JOB:
Print the entries that appear below, exactly as written and without their pictures.
_____
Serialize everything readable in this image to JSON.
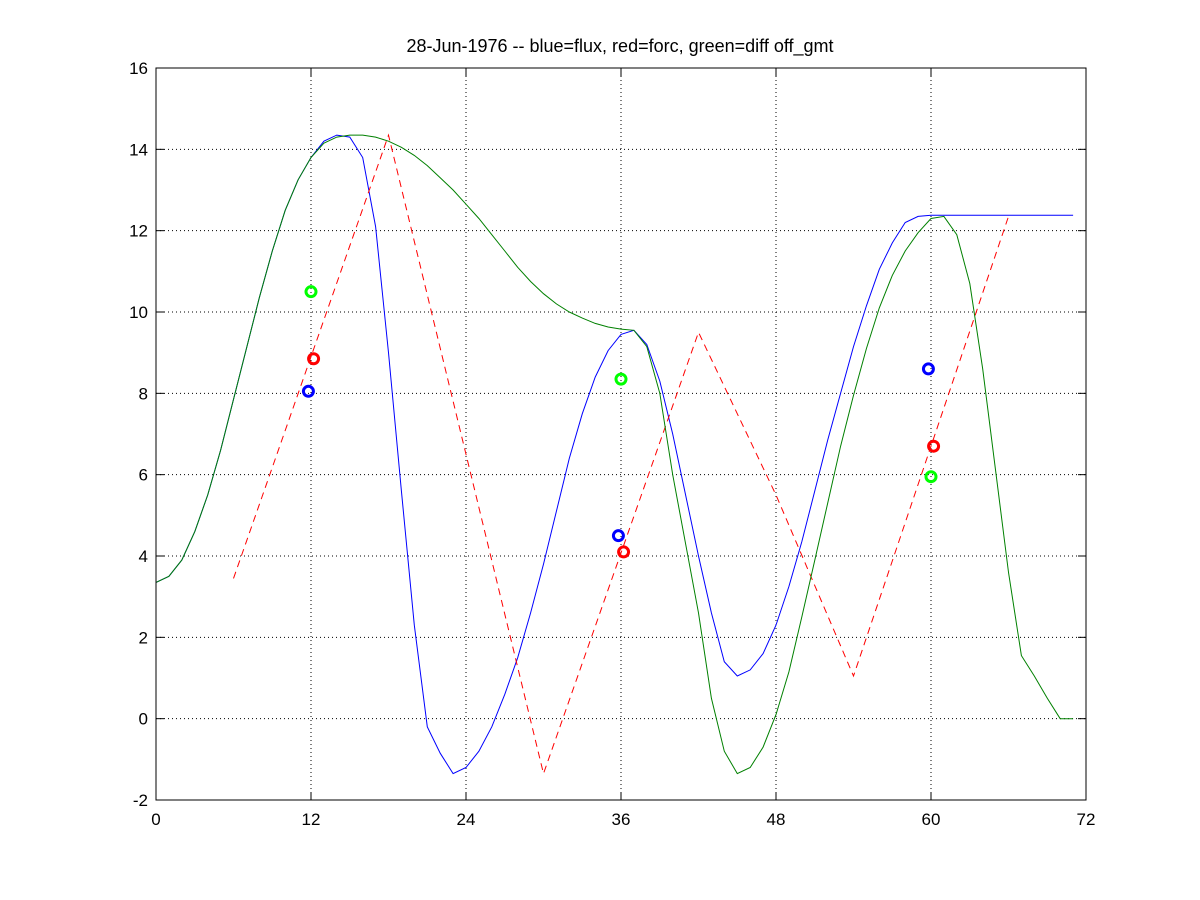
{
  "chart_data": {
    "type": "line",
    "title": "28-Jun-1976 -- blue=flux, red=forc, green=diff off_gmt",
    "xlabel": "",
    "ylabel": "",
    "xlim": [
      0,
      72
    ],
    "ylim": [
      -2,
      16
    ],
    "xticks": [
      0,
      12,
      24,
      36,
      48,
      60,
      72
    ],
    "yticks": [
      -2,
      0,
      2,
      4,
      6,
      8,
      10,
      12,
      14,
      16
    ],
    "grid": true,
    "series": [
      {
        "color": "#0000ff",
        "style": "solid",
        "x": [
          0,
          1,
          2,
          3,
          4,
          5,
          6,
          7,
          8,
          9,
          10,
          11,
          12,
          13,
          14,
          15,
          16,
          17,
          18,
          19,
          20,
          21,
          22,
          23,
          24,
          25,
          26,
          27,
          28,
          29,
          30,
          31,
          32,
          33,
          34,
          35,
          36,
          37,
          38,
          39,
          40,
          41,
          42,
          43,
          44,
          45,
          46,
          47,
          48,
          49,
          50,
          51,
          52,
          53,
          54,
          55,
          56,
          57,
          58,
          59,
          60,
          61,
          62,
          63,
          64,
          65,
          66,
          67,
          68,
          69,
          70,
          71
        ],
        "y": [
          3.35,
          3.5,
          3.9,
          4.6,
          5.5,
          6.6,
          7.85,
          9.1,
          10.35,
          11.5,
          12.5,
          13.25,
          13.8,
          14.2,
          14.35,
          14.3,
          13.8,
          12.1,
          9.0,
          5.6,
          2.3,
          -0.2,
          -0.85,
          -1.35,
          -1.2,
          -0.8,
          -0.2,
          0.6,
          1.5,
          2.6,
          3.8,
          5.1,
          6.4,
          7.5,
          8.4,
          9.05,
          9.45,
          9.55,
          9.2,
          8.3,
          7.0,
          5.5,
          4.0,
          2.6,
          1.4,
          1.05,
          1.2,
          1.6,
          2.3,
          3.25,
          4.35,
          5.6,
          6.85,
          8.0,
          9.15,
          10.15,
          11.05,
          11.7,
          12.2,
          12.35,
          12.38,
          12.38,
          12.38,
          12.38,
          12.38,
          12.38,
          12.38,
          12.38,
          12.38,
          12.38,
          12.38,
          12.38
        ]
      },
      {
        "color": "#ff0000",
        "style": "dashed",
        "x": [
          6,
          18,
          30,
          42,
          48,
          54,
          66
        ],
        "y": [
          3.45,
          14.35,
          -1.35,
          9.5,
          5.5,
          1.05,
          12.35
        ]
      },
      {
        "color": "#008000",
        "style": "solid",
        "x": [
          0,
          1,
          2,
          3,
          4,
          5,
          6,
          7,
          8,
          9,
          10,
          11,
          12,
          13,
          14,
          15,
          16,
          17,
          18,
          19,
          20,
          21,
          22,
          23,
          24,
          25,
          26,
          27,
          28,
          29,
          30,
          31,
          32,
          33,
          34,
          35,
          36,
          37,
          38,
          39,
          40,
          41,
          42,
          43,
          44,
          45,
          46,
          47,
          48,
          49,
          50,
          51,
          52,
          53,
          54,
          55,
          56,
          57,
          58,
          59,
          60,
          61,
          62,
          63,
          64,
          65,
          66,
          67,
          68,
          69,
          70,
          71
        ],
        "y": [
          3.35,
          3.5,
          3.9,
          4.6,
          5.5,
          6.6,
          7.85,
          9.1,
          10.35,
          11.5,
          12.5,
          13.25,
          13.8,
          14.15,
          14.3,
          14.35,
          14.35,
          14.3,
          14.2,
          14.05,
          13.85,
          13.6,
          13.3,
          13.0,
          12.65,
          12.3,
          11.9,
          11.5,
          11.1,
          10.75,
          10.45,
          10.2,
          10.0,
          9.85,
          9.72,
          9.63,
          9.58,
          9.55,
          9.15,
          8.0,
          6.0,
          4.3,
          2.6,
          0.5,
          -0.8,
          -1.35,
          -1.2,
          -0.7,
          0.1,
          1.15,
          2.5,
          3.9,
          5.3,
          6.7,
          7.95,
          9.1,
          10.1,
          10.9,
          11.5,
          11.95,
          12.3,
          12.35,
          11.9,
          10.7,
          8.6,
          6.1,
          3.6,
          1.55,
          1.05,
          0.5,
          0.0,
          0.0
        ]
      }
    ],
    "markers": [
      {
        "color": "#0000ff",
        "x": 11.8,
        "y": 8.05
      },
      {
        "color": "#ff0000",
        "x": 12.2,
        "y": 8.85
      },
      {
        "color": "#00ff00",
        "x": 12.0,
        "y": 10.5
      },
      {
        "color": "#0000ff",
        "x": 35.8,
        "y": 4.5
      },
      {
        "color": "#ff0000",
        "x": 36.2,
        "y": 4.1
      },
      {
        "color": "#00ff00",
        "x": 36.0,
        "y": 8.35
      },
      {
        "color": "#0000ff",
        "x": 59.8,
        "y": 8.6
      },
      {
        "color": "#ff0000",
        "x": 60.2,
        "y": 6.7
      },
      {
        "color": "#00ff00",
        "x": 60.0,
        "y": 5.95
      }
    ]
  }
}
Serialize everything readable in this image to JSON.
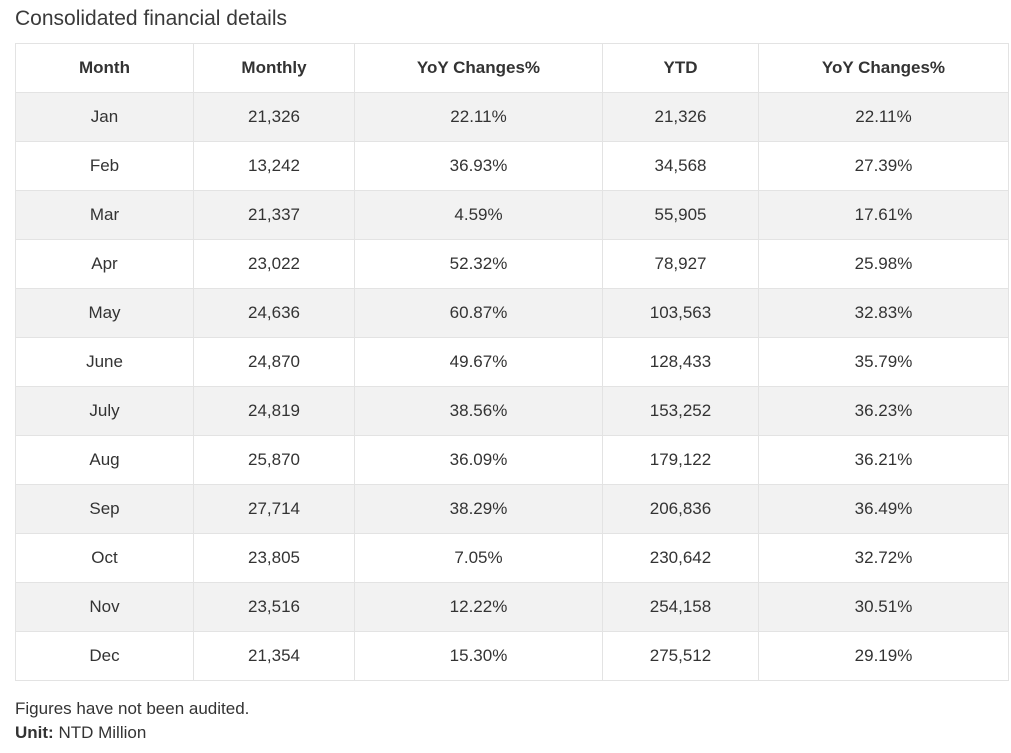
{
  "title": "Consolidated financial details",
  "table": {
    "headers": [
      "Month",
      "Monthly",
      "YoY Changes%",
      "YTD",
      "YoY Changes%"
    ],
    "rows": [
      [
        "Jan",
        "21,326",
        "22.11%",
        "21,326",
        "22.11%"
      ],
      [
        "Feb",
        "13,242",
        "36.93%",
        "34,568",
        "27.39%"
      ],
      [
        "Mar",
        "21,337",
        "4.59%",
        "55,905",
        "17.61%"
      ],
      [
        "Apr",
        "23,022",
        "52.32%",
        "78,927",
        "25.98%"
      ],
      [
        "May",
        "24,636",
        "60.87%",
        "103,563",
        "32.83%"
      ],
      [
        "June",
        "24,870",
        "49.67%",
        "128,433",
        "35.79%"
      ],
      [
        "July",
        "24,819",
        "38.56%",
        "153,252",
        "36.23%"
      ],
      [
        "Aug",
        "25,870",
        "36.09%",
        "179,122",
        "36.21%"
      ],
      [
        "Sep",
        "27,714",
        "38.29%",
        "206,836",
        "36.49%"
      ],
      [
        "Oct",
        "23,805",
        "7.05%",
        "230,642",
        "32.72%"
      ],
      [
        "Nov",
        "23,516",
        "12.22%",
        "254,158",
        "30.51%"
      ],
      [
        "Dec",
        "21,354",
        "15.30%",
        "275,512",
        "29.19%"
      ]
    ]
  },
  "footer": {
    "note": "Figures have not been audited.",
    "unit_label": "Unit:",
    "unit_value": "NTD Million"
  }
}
_____
THE RESPONSE:
Serialize everything readable in this image to JSON.
{
  "chart_data": {
    "type": "line",
    "title": "28-Jun-1976 -- blue=flux, red=forc, green=diff off_gmt",
    "xlabel": "",
    "ylabel": "",
    "xlim": [
      0,
      72
    ],
    "ylim": [
      -2,
      16
    ],
    "xticks": [
      0,
      12,
      24,
      36,
      48,
      60,
      72
    ],
    "yticks": [
      -2,
      0,
      2,
      4,
      6,
      8,
      10,
      12,
      14,
      16
    ],
    "grid": true,
    "series": [
      {
        "color": "#0000ff",
        "style": "solid",
        "x": [
          0,
          1,
          2,
          3,
          4,
          5,
          6,
          7,
          8,
          9,
          10,
          11,
          12,
          13,
          14,
          15,
          16,
          17,
          18,
          19,
          20,
          21,
          22,
          23,
          24,
          25,
          26,
          27,
          28,
          29,
          30,
          31,
          32,
          33,
          34,
          35,
          36,
          37,
          38,
          39,
          40,
          41,
          42,
          43,
          44,
          45,
          46,
          47,
          48,
          49,
          50,
          51,
          52,
          53,
          54,
          55,
          56,
          57,
          58,
          59,
          60,
          61,
          62,
          63,
          64,
          65,
          66,
          67,
          68,
          69,
          70,
          71
        ],
        "y": [
          3.35,
          3.5,
          3.9,
          4.6,
          5.5,
          6.6,
          7.85,
          9.1,
          10.35,
          11.5,
          12.5,
          13.25,
          13.8,
          14.2,
          14.35,
          14.3,
          13.8,
          12.1,
          9.0,
          5.6,
          2.3,
          -0.2,
          -0.85,
          -1.35,
          -1.2,
          -0.8,
          -0.2,
          0.6,
          1.5,
          2.6,
          3.8,
          5.1,
          6.4,
          7.5,
          8.4,
          9.05,
          9.45,
          9.55,
          9.2,
          8.3,
          7.0,
          5.5,
          4.0,
          2.6,
          1.4,
          1.05,
          1.2,
          1.6,
          2.3,
          3.25,
          4.35,
          5.6,
          6.85,
          8.0,
          9.15,
          10.15,
          11.05,
          11.7,
          12.2,
          12.35,
          12.38,
          12.38,
          12.38,
          12.38,
          12.38,
          12.38,
          12.38,
          12.38,
          12.38,
          12.38,
          12.38,
          12.38
        ]
      },
      {
        "color": "#ff0000",
        "style": "dashed",
        "x": [
          6,
          18,
          30,
          42,
          48,
          54,
          66
        ],
        "y": [
          3.45,
          14.35,
          -1.35,
          9.5,
          5.5,
          1.05,
          12.35
        ]
      },
      {
        "color": "#008000",
        "style": "solid",
        "x": [
          0,
          1,
          2,
          3,
          4,
          5,
          6,
          7,
          8,
          9,
          10,
          11,
          12,
          13,
          14,
          15,
          16,
          17,
          18,
          19,
          20,
          21,
          22,
          23,
          24,
          25,
          26,
          27,
          28,
          29,
          30,
          31,
          32,
          33,
          34,
          35,
          36,
          37,
          38,
          39,
          40,
          41,
          42,
          43,
          44,
          45,
          46,
          47,
          48,
          49,
          50,
          51,
          52,
          53,
          54,
          55,
          56,
          57,
          58,
          59,
          60,
          61,
          62,
          63,
          64,
          65,
          66,
          67,
          68,
          69,
          70,
          71
        ],
        "y": [
          3.35,
          3.5,
          3.9,
          4.6,
          5.5,
          6.6,
          7.85,
          9.1,
          10.35,
          11.5,
          12.5,
          13.25,
          13.8,
          14.15,
          14.3,
          14.35,
          14.35,
          14.3,
          14.2,
          14.05,
          13.85,
          13.6,
          13.3,
          13.0,
          12.65,
          12.3,
          11.9,
          11.5,
          11.1,
          10.75,
          10.45,
          10.2,
          10.0,
          9.85,
          9.72,
          9.63,
          9.58,
          9.55,
          9.15,
          8.0,
          6.0,
          4.3,
          2.6,
          0.5,
          -0.8,
          -1.35,
          -1.2,
          -0.7,
          0.1,
          1.15,
          2.5,
          3.9,
          5.3,
          6.7,
          7.95,
          9.1,
          10.1,
          10.9,
          11.5,
          11.95,
          12.3,
          12.35,
          11.9,
          10.7,
          8.6,
          6.1,
          3.6,
          1.55,
          1.05,
          0.5,
          0.0,
          0.0
        ]
      }
    ],
    "markers": [
      {
        "color": "#0000ff",
        "x": 11.8,
        "y": 8.05
      },
      {
        "color": "#ff0000",
        "x": 12.2,
        "y": 8.85
      },
      {
        "color": "#00ff00",
        "x": 12.0,
        "y": 10.5
      },
      {
        "color": "#0000ff",
        "x": 35.8,
        "y": 4.5
      },
      {
        "color": "#ff0000",
        "x": 36.2,
        "y": 4.1
      },
      {
        "color": "#00ff00",
        "x": 36.0,
        "y": 8.35
      },
      {
        "color": "#0000ff",
        "x": 59.8,
        "y": 8.6
      },
      {
        "color": "#ff0000",
        "x": 60.2,
        "y": 6.7
      },
      {
        "color": "#00ff00",
        "x": 60.0,
        "y": 5.95
      }
    ]
  }
}
Serialize everything readable in this image to JSON.
{
  "title": "Consolidated financial details",
  "table": {
    "headers": [
      "Month",
      "Monthly",
      "YoY Changes%",
      "YTD",
      "YoY Changes%"
    ],
    "rows": [
      [
        "Jan",
        "21,326",
        "22.11%",
        "21,326",
        "22.11%"
      ],
      [
        "Feb",
        "13,242",
        "36.93%",
        "34,568",
        "27.39%"
      ],
      [
        "Mar",
        "21,337",
        "4.59%",
        "55,905",
        "17.61%"
      ],
      [
        "Apr",
        "23,022",
        "52.32%",
        "78,927",
        "25.98%"
      ],
      [
        "May",
        "24,636",
        "60.87%",
        "103,563",
        "32.83%"
      ],
      [
        "June",
        "24,870",
        "49.67%",
        "128,433",
        "35.79%"
      ],
      [
        "July",
        "24,819",
        "38.56%",
        "153,252",
        "36.23%"
      ],
      [
        "Aug",
        "25,870",
        "36.09%",
        "179,122",
        "36.21%"
      ],
      [
        "Sep",
        "27,714",
        "38.29%",
        "206,836",
        "36.49%"
      ],
      [
        "Oct",
        "23,805",
        "7.05%",
        "230,642",
        "32.72%"
      ],
      [
        "Nov",
        "23,516",
        "12.22%",
        "254,158",
        "30.51%"
      ],
      [
        "Dec",
        "21,354",
        "15.30%",
        "275,512",
        "29.19%"
      ]
    ]
  },
  "footer": {
    "note": "Figures have not been audited.",
    "unit_label": "Unit:",
    "unit_value": "NTD Million"
  }
}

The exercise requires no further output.